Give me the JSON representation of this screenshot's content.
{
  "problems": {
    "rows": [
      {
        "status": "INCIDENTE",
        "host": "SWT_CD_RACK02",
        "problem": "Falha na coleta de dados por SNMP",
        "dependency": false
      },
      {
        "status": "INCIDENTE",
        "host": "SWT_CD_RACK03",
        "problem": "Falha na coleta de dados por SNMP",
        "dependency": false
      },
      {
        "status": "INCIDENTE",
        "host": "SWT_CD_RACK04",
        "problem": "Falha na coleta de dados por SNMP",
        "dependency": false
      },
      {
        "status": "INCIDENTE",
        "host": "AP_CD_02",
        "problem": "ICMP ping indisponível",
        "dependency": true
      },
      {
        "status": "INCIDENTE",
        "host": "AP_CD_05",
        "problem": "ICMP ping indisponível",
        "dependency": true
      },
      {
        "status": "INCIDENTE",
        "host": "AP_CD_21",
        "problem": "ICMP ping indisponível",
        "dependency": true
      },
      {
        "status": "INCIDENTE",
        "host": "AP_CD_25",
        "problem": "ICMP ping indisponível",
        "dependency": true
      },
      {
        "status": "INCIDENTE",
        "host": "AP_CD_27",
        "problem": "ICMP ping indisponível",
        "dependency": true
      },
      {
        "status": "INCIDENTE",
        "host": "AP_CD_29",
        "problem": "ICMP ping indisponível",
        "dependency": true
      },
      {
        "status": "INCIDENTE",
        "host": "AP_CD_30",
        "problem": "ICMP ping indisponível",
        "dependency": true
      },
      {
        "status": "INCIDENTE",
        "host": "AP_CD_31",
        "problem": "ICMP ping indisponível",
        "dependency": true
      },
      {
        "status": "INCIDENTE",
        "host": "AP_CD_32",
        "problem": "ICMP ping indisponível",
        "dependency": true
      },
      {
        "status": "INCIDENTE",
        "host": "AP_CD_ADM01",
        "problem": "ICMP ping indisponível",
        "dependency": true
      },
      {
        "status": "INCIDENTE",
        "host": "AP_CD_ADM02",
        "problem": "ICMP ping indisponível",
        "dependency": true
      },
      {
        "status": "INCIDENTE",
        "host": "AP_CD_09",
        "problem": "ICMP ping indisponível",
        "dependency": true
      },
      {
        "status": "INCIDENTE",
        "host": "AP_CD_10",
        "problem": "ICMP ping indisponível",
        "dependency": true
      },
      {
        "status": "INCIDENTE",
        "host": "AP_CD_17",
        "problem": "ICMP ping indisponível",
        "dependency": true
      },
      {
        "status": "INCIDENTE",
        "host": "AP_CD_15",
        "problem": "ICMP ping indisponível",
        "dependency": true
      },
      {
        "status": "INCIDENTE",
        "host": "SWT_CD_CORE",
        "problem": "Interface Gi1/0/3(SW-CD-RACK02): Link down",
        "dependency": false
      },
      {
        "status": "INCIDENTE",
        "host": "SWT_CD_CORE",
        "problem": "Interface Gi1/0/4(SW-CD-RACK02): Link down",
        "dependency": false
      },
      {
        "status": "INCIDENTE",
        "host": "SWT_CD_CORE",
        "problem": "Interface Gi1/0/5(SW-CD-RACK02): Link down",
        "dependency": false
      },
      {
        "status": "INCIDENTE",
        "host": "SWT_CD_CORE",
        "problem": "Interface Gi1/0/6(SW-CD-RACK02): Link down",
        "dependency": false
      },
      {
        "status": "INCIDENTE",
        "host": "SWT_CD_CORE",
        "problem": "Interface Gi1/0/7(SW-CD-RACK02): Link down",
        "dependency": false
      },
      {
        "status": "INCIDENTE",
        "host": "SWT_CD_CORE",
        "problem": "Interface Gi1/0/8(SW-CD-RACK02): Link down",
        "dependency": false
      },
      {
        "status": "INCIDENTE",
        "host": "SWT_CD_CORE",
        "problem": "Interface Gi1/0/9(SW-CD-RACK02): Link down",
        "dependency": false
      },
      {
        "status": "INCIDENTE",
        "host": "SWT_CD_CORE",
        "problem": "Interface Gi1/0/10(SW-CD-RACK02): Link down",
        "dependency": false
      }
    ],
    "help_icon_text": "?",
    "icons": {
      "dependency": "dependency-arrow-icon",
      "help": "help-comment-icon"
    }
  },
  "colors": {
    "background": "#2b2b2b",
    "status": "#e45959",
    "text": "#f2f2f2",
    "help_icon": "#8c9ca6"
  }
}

Exercise task: Reproduce the complete set of lines precisely as supplied.

Solved exercise:
Give me the JSON representation of this screenshot's content.
{
  "problems": {
    "rows": [
      {
        "status": "INCIDENTE",
        "host": "SWT_CD_RACK02",
        "problem": "Falha na coleta de dados por SNMP",
        "dependency": false
      },
      {
        "status": "INCIDENTE",
        "host": "SWT_CD_RACK03",
        "problem": "Falha na coleta de dados por SNMP",
        "dependency": false
      },
      {
        "status": "INCIDENTE",
        "host": "SWT_CD_RACK04",
        "problem": "Falha na coleta de dados por SNMP",
        "dependency": false
      },
      {
        "status": "INCIDENTE",
        "host": "AP_CD_02",
        "problem": "ICMP ping indisponível",
        "dependency": true
      },
      {
        "status": "INCIDENTE",
        "host": "AP_CD_05",
        "problem": "ICMP ping indisponível",
        "dependency": true
      },
      {
        "status": "INCIDENTE",
        "host": "AP_CD_21",
        "problem": "ICMP ping indisponível",
        "dependency": true
      },
      {
        "status": "INCIDENTE",
        "host": "AP_CD_25",
        "problem": "ICMP ping indisponível",
        "dependency": true
      },
      {
        "status": "INCIDENTE",
        "host": "AP_CD_27",
        "problem": "ICMP ping indisponível",
        "dependency": true
      },
      {
        "status": "INCIDENTE",
        "host": "AP_CD_29",
        "problem": "ICMP ping indisponível",
        "dependency": true
      },
      {
        "status": "INCIDENTE",
        "host": "AP_CD_30",
        "problem": "ICMP ping indisponível",
        "dependency": true
      },
      {
        "status": "INCIDENTE",
        "host": "AP_CD_31",
        "problem": "ICMP ping indisponível",
        "dependency": true
      },
      {
        "status": "INCIDENTE",
        "host": "AP_CD_32",
        "problem": "ICMP ping indisponível",
        "dependency": true
      },
      {
        "status": "INCIDENTE",
        "host": "AP_CD_ADM01",
        "problem": "ICMP ping indisponível",
        "dependency": true
      },
      {
        "status": "INCIDENTE",
        "host": "AP_CD_ADM02",
        "problem": "ICMP ping indisponível",
        "dependency": true
      },
      {
        "status": "INCIDENTE",
        "host": "AP_CD_09",
        "problem": "ICMP ping indisponível",
        "dependency": true
      },
      {
        "status": "INCIDENTE",
        "host": "AP_CD_10",
        "problem": "ICMP ping indisponível",
        "dependency": true
      },
      {
        "status": "INCIDENTE",
        "host": "AP_CD_17",
        "problem": "ICMP ping indisponível",
        "dependency": true
      },
      {
        "status": "INCIDENTE",
        "host": "AP_CD_15",
        "problem": "ICMP ping indisponível",
        "dependency": true
      },
      {
        "status": "INCIDENTE",
        "host": "SWT_CD_CORE",
        "problem": "Interface Gi1/0/3(SW-CD-RACK02): Link down",
        "dependency": false
      },
      {
        "status": "INCIDENTE",
        "host": "SWT_CD_CORE",
        "problem": "Interface Gi1/0/4(SW-CD-RACK02): Link down",
        "dependency": false
      },
      {
        "status": "INCIDENTE",
        "host": "SWT_CD_CORE",
        "problem": "Interface Gi1/0/5(SW-CD-RACK02): Link down",
        "dependency": false
      },
      {
        "status": "INCIDENTE",
        "host": "SWT_CD_CORE",
        "problem": "Interface Gi1/0/6(SW-CD-RACK02): Link down",
        "dependency": false
      },
      {
        "status": "INCIDENTE",
        "host": "SWT_CD_CORE",
        "problem": "Interface Gi1/0/7(SW-CD-RACK02): Link down",
        "dependency": false
      },
      {
        "status": "INCIDENTE",
        "host": "SWT_CD_CORE",
        "problem": "Interface Gi1/0/8(SW-CD-RACK02): Link down",
        "dependency": false
      },
      {
        "status": "INCIDENTE",
        "host": "SWT_CD_CORE",
        "problem": "Interface Gi1/0/9(SW-CD-RACK02): Link down",
        "dependency": false
      },
      {
        "status": "INCIDENTE",
        "host": "SWT_CD_CORE",
        "problem": "Interface Gi1/0/10(SW-CD-RACK02): Link down",
        "dependency": false
      }
    ],
    "help_icon_text": "?",
    "icons": {
      "dependency": "dependency-arrow-icon",
      "help": "help-comment-icon"
    }
  },
  "colors": {
    "background": "#2b2b2b",
    "status": "#e45959",
    "text": "#f2f2f2",
    "help_icon": "#8c9ca6"
  }
}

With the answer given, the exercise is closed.